[Begin]

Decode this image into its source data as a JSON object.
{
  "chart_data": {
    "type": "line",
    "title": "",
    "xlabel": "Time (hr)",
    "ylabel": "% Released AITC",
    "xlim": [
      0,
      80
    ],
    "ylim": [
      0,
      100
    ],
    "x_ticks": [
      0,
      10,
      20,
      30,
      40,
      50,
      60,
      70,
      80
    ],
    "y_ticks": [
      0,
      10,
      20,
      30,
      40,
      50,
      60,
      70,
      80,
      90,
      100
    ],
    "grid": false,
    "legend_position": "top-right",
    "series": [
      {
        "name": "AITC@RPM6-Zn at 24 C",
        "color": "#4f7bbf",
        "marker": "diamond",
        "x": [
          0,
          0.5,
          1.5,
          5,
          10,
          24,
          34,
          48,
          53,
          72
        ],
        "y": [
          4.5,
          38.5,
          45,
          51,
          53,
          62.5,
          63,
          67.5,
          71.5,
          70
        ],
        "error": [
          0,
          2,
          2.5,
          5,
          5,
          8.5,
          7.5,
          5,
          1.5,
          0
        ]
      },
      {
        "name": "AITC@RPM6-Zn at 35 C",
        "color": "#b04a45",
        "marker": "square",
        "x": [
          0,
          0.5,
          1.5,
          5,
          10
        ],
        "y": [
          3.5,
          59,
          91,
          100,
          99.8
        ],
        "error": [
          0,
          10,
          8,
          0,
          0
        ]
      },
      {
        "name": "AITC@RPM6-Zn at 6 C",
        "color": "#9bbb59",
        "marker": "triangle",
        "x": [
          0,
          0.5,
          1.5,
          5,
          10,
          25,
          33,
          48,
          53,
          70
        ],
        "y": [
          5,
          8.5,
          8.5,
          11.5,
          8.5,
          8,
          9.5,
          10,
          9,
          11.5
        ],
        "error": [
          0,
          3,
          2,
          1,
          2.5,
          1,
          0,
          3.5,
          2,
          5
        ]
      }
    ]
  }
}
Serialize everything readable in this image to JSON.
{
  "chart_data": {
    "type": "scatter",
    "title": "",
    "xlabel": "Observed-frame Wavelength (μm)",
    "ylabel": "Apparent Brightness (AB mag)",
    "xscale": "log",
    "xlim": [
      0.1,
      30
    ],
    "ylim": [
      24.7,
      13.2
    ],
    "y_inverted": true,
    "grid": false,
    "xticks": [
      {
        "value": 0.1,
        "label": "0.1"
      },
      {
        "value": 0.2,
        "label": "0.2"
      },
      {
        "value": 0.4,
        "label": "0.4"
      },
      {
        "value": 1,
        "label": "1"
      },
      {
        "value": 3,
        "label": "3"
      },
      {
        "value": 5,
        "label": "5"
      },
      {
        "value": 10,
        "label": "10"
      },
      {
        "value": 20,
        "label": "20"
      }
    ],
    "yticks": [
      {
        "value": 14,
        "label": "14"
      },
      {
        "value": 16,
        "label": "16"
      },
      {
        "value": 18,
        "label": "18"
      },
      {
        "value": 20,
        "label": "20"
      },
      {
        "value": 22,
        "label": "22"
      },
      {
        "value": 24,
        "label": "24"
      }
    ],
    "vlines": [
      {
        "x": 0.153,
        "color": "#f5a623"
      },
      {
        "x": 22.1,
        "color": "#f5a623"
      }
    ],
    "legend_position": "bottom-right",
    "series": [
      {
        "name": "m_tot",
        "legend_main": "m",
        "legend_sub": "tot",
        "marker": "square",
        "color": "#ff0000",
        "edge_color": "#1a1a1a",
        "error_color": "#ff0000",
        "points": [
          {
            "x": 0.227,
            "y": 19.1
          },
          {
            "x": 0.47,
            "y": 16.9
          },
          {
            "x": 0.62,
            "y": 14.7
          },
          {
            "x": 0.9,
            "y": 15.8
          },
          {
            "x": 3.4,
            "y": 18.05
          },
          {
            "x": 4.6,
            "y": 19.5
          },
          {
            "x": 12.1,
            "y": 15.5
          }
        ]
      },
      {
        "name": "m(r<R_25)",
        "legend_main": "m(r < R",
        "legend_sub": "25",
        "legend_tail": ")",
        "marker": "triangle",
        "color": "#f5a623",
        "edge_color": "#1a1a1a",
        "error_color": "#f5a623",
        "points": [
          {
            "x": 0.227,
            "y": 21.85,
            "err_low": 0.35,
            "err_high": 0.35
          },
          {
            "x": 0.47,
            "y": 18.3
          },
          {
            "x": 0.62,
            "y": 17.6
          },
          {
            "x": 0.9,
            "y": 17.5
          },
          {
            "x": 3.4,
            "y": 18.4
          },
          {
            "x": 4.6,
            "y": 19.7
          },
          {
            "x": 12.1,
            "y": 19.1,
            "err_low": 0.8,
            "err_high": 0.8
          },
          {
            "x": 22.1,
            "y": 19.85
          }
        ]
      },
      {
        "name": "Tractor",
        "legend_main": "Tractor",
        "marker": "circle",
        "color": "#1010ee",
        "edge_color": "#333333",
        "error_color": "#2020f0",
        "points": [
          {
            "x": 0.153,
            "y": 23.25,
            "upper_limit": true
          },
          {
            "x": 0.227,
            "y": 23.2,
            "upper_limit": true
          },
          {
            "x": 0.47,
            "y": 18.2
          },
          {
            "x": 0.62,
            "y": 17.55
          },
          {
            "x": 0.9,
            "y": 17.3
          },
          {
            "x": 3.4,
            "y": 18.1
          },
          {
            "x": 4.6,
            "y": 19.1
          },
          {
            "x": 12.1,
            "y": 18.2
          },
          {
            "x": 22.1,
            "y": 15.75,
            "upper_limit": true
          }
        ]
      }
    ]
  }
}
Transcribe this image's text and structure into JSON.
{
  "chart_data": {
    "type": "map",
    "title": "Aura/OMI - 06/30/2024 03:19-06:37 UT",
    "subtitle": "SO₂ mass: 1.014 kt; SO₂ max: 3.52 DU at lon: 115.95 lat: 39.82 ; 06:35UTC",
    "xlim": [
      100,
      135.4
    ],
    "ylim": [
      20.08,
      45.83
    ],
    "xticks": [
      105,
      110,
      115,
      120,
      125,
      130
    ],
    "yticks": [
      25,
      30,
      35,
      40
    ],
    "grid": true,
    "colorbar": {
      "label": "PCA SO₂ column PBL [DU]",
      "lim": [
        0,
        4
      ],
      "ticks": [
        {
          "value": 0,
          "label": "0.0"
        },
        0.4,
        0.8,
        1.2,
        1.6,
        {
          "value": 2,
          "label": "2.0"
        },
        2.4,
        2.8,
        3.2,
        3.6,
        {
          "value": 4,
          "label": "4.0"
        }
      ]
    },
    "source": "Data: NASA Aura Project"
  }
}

[End]

> _PROBLEM DETAILS_
In the records, locate each line holding the string "into" and copy it.

> _EXERCISE RESULT_
Decode this image into its source data as a JSON object.
Transcribe this image's text and structure into JSON.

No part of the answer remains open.